WHAT IS EXPECTED ->
Return everything from the line containing "Localize all elements." down to the line containing "- exit-icon[interactable]: ▲: [281, 45, 297, 61]", copying each line unchanged.

Raw records
>>>>

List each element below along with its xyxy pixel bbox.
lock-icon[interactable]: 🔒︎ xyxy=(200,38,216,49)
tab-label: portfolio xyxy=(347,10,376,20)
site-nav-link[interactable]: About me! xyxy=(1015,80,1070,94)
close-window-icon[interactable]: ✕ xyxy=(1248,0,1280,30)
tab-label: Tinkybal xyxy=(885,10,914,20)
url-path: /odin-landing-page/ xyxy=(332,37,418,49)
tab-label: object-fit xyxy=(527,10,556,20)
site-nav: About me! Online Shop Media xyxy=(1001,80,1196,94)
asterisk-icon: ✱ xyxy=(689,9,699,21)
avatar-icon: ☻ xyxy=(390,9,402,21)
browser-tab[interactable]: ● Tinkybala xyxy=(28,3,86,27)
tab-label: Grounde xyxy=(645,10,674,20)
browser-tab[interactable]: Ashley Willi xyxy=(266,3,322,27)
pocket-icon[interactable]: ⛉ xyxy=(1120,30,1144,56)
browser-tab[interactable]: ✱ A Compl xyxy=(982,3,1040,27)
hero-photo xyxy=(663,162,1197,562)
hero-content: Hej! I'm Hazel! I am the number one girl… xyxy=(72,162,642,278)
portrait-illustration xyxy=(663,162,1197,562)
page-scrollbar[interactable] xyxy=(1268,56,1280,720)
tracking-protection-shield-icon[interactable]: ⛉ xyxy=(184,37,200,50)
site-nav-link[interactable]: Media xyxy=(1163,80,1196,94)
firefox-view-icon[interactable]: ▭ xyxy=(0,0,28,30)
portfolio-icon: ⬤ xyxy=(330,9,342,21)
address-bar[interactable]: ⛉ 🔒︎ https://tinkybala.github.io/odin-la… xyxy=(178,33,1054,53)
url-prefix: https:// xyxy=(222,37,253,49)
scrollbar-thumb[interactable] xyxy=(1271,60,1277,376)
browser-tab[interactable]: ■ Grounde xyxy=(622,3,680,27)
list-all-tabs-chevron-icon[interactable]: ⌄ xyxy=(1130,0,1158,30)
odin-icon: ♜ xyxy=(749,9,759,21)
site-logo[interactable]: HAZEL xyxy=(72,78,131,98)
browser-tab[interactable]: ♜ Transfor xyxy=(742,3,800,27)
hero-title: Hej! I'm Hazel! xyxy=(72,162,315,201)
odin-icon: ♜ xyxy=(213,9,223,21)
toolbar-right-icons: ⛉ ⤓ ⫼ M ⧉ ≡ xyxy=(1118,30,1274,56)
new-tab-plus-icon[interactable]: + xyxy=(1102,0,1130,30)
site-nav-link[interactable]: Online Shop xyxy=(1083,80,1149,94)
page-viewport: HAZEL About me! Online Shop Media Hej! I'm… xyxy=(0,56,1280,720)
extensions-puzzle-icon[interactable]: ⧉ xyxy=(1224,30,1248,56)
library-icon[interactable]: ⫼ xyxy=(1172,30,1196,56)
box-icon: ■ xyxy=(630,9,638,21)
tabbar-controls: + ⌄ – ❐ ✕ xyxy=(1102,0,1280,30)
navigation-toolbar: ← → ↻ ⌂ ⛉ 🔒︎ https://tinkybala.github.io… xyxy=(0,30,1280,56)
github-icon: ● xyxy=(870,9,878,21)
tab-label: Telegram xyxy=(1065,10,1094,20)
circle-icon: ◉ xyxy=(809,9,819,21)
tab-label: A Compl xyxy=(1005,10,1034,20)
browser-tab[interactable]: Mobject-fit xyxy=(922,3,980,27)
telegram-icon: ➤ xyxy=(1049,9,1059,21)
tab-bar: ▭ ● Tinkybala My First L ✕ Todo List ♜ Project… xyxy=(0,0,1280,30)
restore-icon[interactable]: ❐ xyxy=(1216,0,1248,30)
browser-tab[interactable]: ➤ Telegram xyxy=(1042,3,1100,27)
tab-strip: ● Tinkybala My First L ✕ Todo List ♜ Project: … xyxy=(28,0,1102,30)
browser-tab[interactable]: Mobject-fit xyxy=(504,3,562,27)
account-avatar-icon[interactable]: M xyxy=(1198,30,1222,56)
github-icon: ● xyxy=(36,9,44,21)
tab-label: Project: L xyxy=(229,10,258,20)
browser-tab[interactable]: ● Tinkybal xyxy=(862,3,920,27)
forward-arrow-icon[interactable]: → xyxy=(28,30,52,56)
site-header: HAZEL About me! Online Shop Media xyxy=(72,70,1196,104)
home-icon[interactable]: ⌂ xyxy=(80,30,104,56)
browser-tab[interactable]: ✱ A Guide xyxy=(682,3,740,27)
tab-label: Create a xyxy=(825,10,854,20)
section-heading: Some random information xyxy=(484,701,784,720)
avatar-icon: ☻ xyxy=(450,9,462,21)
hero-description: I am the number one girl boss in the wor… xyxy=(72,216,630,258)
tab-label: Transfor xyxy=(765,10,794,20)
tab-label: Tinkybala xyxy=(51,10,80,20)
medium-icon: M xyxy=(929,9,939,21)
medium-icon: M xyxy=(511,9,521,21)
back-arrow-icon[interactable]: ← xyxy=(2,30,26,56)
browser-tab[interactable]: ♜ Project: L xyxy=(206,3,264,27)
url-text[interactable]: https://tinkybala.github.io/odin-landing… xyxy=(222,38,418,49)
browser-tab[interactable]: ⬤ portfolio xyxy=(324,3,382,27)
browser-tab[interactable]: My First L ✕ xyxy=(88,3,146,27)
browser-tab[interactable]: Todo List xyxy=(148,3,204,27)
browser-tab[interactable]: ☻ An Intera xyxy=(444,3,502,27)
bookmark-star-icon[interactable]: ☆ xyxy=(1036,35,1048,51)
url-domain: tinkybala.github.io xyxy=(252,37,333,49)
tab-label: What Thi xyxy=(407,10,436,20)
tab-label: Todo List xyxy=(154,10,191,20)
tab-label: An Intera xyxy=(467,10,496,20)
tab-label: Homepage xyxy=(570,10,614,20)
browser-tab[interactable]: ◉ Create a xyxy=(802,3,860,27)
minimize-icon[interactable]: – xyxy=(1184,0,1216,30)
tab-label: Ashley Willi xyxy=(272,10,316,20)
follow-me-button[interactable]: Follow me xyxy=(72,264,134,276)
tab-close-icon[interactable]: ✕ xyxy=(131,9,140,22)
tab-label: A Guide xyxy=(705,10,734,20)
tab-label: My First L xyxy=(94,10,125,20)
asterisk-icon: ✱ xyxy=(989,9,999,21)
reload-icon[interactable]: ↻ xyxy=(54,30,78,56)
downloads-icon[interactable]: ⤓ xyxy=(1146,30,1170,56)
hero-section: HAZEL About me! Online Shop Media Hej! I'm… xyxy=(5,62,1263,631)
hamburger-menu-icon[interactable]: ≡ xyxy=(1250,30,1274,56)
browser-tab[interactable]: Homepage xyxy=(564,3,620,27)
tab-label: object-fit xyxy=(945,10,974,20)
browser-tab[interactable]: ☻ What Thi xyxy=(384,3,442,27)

<<<<
>>>>

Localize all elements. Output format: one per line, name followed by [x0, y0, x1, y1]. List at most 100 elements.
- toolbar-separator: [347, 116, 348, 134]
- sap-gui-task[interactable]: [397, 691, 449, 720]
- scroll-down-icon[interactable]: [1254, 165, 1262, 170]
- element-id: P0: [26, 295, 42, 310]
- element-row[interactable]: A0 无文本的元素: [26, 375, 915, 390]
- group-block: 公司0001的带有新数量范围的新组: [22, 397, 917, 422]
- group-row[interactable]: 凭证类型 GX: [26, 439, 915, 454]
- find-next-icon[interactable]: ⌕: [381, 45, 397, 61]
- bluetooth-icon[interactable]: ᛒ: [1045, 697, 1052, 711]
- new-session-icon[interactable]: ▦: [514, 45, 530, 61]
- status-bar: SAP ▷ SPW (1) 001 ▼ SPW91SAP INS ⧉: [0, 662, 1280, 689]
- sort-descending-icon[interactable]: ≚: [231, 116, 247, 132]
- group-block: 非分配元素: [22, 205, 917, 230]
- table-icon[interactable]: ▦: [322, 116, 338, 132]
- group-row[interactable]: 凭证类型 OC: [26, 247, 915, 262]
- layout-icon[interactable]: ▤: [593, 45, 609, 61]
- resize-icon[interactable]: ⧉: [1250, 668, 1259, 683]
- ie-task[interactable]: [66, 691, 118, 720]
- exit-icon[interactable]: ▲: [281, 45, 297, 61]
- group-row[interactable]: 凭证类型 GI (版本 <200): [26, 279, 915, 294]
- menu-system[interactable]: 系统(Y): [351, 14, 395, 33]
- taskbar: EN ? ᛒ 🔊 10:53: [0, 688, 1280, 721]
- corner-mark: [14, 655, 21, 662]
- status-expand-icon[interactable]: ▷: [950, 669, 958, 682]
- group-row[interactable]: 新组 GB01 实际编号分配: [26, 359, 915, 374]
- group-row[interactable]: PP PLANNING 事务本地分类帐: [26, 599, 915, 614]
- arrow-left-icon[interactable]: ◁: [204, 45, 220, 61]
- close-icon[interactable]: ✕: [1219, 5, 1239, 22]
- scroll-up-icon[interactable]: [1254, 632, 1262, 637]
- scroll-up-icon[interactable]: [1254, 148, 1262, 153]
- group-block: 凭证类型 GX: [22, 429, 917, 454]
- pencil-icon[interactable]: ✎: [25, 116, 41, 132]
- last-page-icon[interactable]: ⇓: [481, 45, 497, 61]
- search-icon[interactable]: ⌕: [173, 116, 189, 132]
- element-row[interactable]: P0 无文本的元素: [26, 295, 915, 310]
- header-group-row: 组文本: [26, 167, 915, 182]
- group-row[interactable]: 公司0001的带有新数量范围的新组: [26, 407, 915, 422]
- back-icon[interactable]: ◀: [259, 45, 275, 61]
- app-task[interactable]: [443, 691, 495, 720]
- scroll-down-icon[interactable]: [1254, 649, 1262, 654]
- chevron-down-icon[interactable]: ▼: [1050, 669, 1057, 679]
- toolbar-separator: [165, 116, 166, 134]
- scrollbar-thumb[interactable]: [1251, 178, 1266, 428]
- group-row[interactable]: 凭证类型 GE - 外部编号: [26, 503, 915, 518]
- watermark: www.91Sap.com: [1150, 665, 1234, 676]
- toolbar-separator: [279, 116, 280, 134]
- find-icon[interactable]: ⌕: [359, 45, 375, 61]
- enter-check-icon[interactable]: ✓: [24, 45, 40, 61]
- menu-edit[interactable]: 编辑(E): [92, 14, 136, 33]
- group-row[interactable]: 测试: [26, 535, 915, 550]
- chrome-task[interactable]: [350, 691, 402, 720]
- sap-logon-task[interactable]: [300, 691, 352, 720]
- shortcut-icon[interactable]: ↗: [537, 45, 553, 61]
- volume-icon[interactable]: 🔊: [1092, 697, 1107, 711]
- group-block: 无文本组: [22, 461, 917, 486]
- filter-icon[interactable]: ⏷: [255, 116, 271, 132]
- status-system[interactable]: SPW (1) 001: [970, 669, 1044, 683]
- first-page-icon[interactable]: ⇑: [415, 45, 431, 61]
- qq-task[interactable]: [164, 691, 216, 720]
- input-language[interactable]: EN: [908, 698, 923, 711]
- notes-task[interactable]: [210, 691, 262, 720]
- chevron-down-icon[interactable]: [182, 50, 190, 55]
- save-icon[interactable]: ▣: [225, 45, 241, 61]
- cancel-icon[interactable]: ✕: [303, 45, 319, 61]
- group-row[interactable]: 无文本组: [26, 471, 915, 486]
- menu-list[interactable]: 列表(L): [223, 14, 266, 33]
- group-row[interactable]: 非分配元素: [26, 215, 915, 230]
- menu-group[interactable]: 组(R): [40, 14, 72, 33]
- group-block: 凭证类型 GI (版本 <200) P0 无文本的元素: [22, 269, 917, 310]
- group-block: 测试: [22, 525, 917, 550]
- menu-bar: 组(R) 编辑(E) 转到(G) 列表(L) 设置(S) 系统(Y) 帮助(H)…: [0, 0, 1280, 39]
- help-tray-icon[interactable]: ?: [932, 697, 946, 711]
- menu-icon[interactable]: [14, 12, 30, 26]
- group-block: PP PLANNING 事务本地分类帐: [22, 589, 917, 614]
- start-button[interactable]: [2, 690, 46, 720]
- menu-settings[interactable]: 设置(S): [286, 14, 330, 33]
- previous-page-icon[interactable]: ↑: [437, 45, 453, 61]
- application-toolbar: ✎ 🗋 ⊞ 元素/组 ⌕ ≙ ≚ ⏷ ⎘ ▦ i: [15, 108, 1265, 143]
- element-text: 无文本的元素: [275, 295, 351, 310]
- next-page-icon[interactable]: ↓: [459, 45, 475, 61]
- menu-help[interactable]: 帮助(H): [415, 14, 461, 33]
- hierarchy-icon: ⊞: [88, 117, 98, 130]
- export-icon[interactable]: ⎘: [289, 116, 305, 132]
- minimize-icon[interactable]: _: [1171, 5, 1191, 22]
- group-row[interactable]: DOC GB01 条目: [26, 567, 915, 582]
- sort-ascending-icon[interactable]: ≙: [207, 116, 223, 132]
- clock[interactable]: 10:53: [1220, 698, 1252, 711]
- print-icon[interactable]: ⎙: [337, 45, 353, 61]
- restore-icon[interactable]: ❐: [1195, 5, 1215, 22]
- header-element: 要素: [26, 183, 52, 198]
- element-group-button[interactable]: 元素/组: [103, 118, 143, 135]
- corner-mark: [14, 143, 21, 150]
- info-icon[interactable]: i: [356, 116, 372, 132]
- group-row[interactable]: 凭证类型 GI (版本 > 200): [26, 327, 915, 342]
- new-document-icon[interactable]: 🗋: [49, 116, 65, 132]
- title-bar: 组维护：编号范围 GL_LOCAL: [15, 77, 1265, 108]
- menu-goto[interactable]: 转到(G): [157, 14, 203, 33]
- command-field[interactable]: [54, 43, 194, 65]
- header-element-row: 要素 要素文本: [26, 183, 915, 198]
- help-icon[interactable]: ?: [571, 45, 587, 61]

<<<<

REPLY ->
Localize all elements. Output format: one per line, name followed by [x0, y0, x1, y1]. List at most 100 elements.
- toolbar-separator: [347, 116, 348, 134]
- sap-gui-task[interactable]: [397, 691, 449, 720]
- scroll-down-icon[interactable]: [1254, 165, 1262, 170]
- element-id: P0: [26, 295, 42, 310]
- element-row[interactable]: A0 无文本的元素: [26, 375, 915, 390]
- group-block: 公司0001的带有新数量范围的新组: [22, 397, 917, 422]
- group-row[interactable]: 凭证类型 GX: [26, 439, 915, 454]
- find-next-icon[interactable]: ⌕: [381, 45, 397, 61]
- bluetooth-icon[interactable]: ᛒ: [1045, 697, 1052, 711]
- new-session-icon[interactable]: ▦: [514, 45, 530, 61]
- status-bar: SAP ▷ SPW (1) 001 ▼ SPW91SAP INS ⧉: [0, 662, 1280, 689]
- sort-descending-icon[interactable]: ≚: [231, 116, 247, 132]
- group-block: 非分配元素: [22, 205, 917, 230]
- table-icon[interactable]: ▦: [322, 116, 338, 132]
- group-row[interactable]: 凭证类型 OC: [26, 247, 915, 262]
- layout-icon[interactable]: ▤: [593, 45, 609, 61]
- resize-icon[interactable]: ⧉: [1250, 668, 1259, 683]
- ie-task[interactable]: [66, 691, 118, 720]
- exit-icon[interactable]: ▲: [281, 45, 297, 61]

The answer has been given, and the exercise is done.